> **VORGEGEBENER TEXT**
Es ist wieder so weit: Weihnachten ist vorbei, der Baum bei vielen schon abgeschmückt und es werden fleißig gute Vorsätze geschrieben. Der Jahreswechsel steht vor der Tür und mit ihm viele Traditionen, die wie jedes Jahr vollzogen werden. Dazu gehören das Feuerwerk, das festliche Essen, Glücksbringer, Bleigießen und „Dinner for One“. Aber warum eigentlich? Mit diesen Silvesterbräuchen feiern wir Deutschen den Einzug des neuen Jahres und daher kommen diese Traditionen.

Geschichte von Silvester: Der Name kommt von einem Papst

Silvester wird schon seit über 400 Jahren gefeiert. Seitdem 1582 der gregorianische Kalender eingeführt wurde, endet ein Kalenderjahr am 31. Dezember. Den Beinamen „Silvester“ bekam der Jahreswechsel von Papst Silvester I., der zu Lebzeiten den Tag als Jahreswechsel weihte, das Christentum als Staatsreligion einführte und nach seinem Tod am 31. Dezember 335 zum Namenspatron des Neujahrsfestes ernannt wurde.

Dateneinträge
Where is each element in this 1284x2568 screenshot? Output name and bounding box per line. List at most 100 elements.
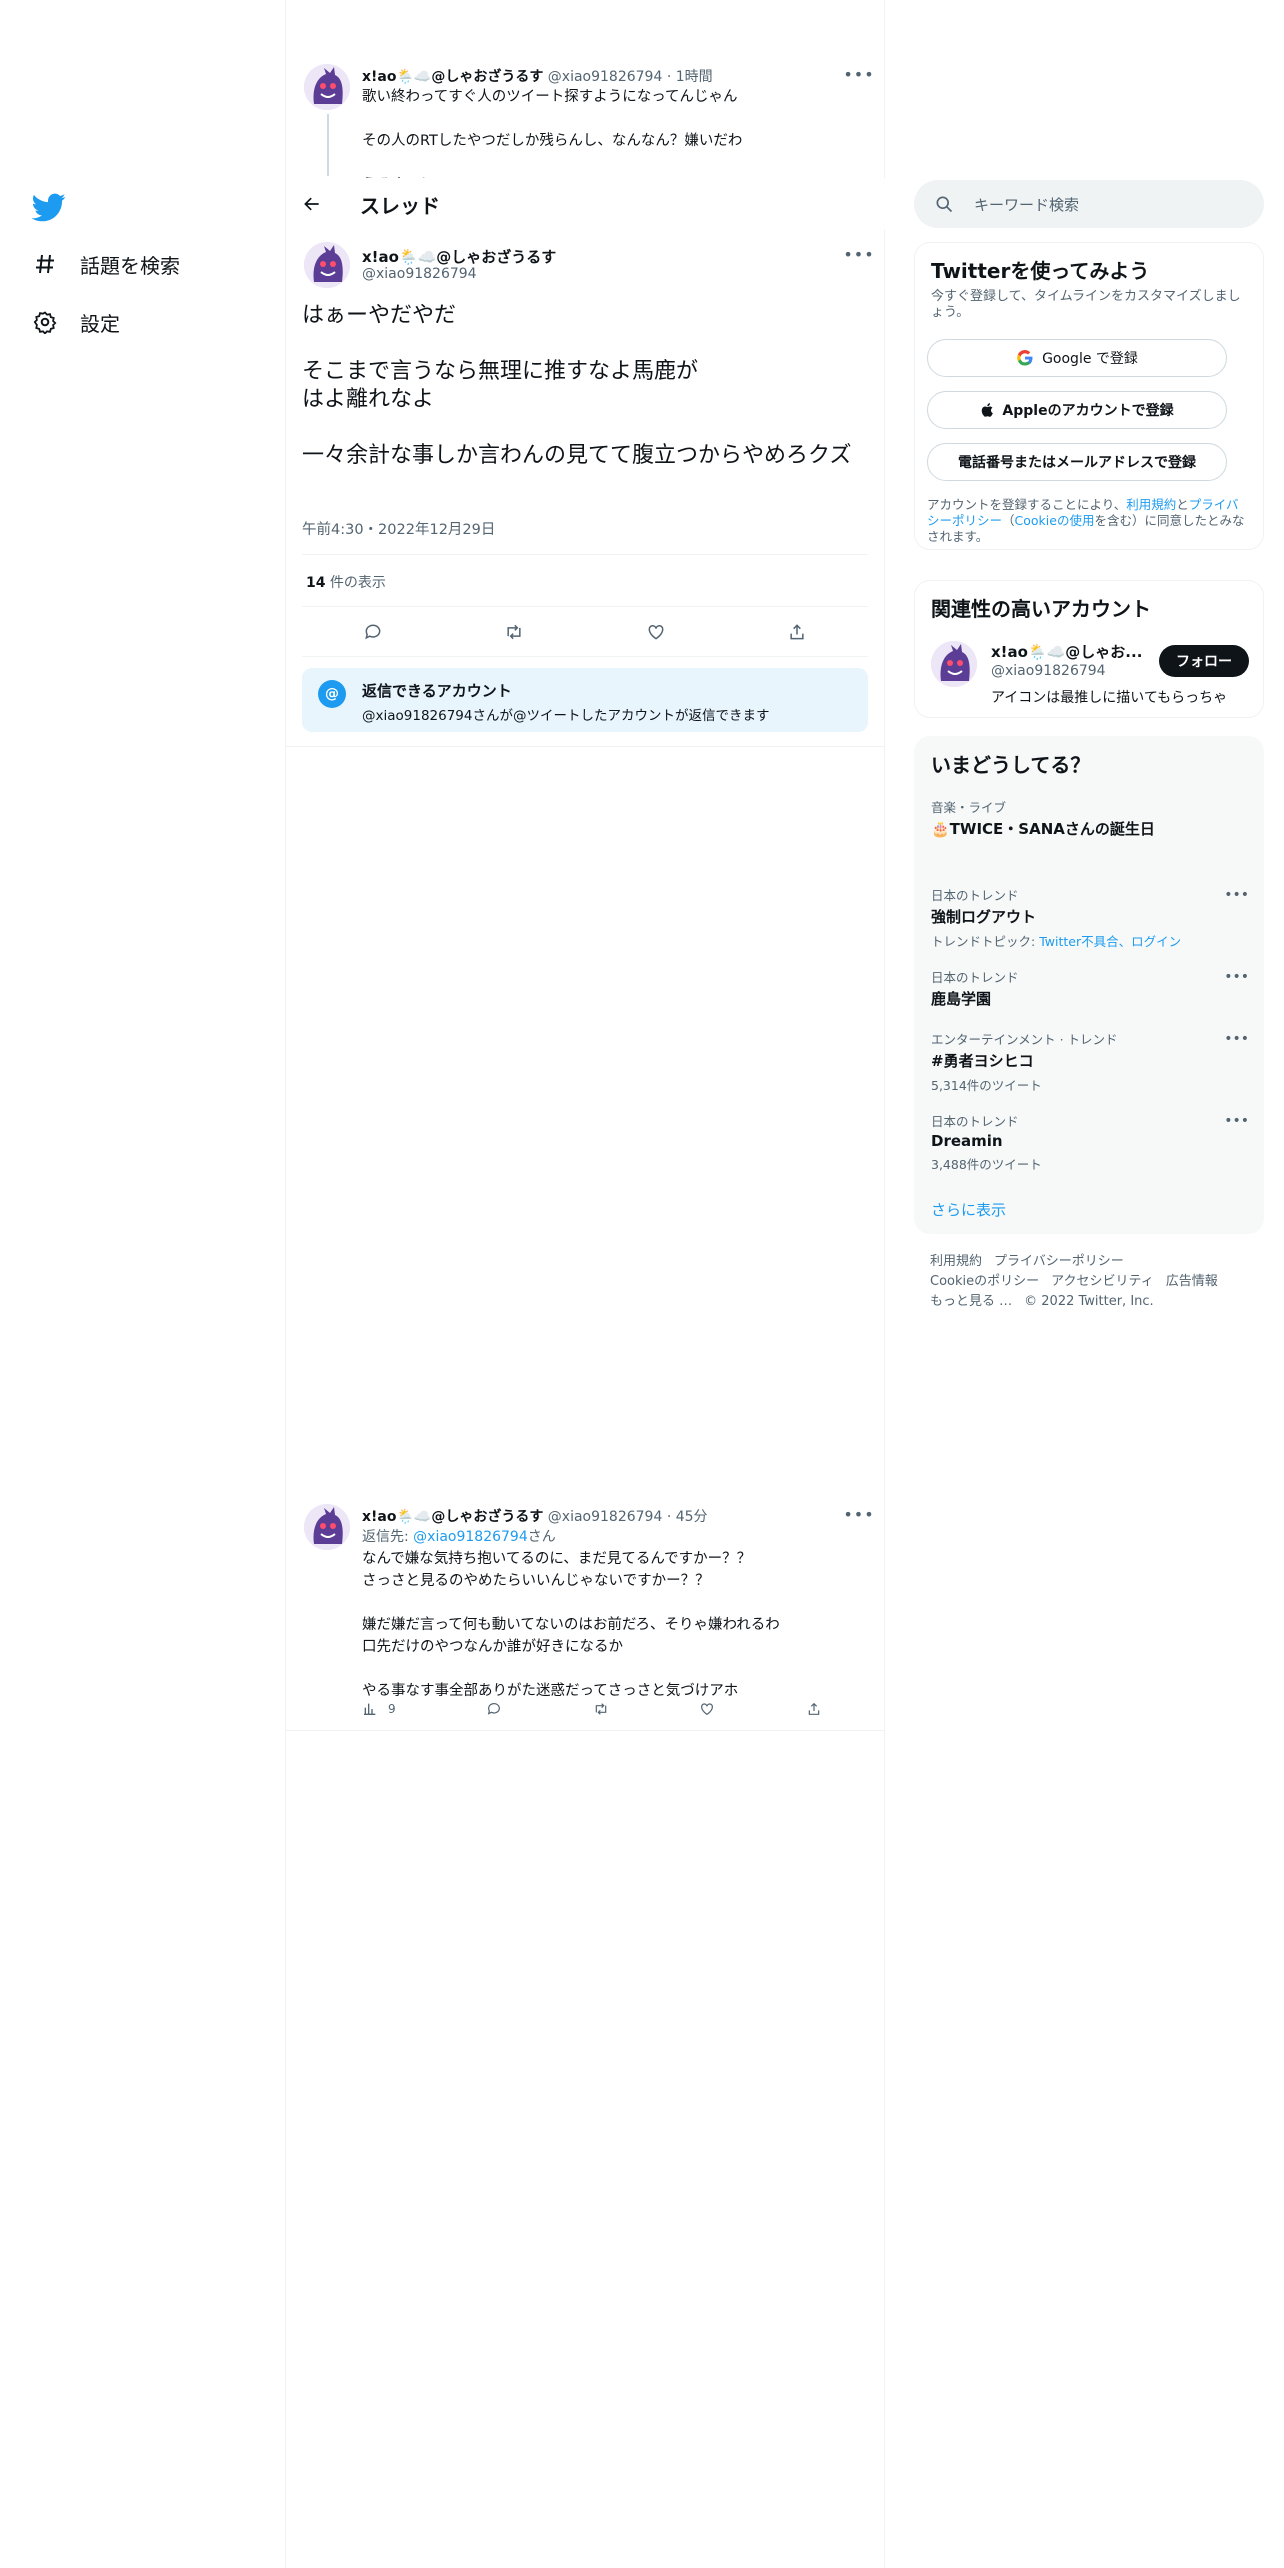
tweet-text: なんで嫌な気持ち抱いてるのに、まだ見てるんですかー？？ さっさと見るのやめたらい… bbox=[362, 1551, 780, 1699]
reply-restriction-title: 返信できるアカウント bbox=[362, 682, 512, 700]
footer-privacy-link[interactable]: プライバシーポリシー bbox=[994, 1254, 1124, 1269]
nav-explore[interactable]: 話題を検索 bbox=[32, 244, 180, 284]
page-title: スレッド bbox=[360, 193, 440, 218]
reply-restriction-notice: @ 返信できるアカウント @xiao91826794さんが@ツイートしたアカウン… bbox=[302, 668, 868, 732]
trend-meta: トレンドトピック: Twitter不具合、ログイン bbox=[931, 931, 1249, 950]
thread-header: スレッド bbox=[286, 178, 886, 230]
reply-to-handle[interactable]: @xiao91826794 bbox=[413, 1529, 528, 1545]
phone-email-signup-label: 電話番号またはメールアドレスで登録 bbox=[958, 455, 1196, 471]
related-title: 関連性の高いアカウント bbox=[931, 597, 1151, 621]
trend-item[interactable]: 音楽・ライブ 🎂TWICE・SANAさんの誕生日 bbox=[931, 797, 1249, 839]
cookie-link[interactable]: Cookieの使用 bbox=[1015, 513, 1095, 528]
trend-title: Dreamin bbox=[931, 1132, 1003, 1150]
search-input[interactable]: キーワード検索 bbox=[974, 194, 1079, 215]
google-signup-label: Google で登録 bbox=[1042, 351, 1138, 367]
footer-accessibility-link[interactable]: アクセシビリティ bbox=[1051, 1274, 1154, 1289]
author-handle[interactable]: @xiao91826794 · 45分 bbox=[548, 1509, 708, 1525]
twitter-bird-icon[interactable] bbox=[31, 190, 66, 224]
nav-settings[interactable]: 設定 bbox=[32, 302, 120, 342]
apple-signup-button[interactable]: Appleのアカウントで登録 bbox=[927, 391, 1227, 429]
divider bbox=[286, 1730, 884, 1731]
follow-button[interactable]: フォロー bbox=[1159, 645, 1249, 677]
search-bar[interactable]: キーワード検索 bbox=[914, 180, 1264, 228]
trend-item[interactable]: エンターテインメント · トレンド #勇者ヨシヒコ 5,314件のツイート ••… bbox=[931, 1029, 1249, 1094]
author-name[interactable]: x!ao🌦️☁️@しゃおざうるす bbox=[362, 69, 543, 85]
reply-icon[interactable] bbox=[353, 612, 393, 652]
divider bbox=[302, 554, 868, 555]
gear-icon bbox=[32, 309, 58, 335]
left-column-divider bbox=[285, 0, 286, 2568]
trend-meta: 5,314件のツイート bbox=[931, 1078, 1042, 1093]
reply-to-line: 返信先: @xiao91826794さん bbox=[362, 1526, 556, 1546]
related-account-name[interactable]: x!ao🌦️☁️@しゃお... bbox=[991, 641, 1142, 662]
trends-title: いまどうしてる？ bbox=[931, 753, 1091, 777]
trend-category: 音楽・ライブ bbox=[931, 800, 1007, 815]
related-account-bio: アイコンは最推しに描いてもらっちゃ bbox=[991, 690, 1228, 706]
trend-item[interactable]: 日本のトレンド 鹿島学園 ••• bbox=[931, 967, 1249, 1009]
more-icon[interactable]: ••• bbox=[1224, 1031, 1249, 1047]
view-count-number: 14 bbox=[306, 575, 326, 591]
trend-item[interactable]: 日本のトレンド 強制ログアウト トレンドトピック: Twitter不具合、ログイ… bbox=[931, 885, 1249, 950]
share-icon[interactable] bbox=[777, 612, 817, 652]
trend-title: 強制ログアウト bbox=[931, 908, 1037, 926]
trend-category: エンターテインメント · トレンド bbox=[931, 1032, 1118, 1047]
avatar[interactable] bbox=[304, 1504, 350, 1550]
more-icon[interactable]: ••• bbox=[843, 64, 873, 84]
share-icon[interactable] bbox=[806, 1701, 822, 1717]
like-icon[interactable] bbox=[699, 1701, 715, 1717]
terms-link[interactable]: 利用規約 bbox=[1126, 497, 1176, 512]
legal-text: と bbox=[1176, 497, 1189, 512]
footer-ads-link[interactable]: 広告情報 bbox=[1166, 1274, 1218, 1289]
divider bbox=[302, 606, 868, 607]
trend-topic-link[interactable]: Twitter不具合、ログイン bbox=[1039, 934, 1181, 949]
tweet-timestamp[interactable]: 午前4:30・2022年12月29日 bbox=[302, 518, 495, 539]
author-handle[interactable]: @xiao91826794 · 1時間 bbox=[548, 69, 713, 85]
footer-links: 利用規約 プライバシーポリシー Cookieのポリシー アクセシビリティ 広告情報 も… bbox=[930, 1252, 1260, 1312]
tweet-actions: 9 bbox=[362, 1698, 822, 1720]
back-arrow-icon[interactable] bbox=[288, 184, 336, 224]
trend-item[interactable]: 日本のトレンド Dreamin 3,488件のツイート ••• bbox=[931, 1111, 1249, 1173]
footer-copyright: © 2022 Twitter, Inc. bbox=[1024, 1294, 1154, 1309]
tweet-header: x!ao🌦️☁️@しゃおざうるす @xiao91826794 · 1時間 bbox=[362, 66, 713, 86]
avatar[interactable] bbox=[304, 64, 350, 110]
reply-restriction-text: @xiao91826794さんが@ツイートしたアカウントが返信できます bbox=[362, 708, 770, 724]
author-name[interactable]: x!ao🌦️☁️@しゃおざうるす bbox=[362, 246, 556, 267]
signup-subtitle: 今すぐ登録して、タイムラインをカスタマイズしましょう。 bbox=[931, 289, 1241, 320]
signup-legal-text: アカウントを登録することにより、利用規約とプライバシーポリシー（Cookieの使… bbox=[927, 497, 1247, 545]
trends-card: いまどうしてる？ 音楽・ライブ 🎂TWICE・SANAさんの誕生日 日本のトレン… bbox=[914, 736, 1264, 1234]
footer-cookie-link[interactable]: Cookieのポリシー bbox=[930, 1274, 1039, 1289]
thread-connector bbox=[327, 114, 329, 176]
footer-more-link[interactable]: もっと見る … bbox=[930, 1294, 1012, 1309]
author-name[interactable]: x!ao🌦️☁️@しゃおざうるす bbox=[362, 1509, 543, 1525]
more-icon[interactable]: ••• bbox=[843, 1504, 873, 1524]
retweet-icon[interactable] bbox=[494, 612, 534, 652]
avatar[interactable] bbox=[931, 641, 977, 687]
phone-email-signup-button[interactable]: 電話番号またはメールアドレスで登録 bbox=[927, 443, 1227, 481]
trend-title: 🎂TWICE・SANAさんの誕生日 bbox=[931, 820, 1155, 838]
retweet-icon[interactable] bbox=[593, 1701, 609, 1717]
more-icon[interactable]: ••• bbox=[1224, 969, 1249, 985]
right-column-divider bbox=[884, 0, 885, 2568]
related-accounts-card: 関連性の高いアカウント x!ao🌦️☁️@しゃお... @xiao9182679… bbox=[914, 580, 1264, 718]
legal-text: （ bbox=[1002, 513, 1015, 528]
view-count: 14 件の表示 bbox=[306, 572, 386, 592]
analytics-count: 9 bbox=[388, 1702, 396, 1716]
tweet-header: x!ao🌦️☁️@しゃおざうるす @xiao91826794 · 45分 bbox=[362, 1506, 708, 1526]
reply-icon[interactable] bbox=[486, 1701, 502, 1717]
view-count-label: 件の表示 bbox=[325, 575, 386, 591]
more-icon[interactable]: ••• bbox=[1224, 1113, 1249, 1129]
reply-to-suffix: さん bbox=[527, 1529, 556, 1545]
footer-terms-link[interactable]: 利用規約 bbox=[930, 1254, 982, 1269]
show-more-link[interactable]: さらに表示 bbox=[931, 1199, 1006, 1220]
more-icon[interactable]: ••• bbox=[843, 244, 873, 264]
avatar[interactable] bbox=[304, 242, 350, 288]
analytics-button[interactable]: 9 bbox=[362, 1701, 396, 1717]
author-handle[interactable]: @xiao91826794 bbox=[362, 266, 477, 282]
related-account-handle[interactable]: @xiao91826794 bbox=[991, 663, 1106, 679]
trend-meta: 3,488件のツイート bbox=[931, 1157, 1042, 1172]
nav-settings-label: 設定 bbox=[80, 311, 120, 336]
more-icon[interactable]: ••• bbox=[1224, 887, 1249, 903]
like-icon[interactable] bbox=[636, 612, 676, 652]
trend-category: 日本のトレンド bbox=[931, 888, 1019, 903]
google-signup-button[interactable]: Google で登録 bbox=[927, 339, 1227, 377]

> **AUFGABEN**
1. Prüfe, ob die Aussagen (a), (b) und (c) mit dem Text über Silvester übereinstimmen. Antworte jeweils mit Ja oder Nein und zitiere die entscheidenden Worte des Textes wörtlich.
(a) Der gregorianische Kalender wurde 1582 eingeführt.
(b) Papst Silvester I. starb am 1. Januar 336.
(c) Bleigießen zählt zu den Traditionen zum Jahreswechsel.
2. Gib aus den Einträgen die Zeilen von der Zeile mit „tweet-text: なんで嫌な気持ち抱いてるのに、まだ見てるんですかー？？ さっさと見るのやめたらい…“ bis zur Zeile mit „related-title: 関連性の高いアカウント bbox=[931, 597, 1151, 621]“ wortgetreu wieder, beide Zeilen eingeschlossen.

> **ANTWORTEN JE AUFGABE**
1.
(a) Ja: „Seitdem 1582 der gregorianische Kalender eingeführt wurde“
(b) Nein: „nach seinem Tod am 31. Dezember 335“
(c) Ja: „Dazu gehören das Feuerwerk, das festliche Essen, Glücksbringer, Bleigießen und „Dinner for One““

2.
tweet-text: なんで嫌な気持ち抱いてるのに、まだ見てるんですかー？？ さっさと見るのやめたらい… bbox=[362, 1551, 780, 1699]
reply-restriction-title: 返信できるアカウント bbox=[362, 682, 512, 700]
footer-privacy-link[interactable]: プライバシーポリシー bbox=[994, 1254, 1124, 1269]
nav-explore[interactable]: 話題を検索 bbox=[32, 244, 180, 284]
page-title: スレッド bbox=[360, 193, 440, 218]
reply-restriction-notice: @ 返信できるアカウント @xiao91826794さんが@ツイートしたアカウン… bbox=[302, 668, 868, 732]
trend-meta: トレンドトピック: Twitter不具合、ログイン bbox=[931, 931, 1249, 950]
thread-header: スレッド bbox=[286, 178, 886, 230]
reply-to-handle[interactable]: @xiao91826794 bbox=[413, 1529, 528, 1545]
phone-email-signup-label: 電話番号またはメールアドレスで登録 bbox=[958, 455, 1196, 471]
related-title: 関連性の高いアカウント bbox=[931, 597, 1151, 621]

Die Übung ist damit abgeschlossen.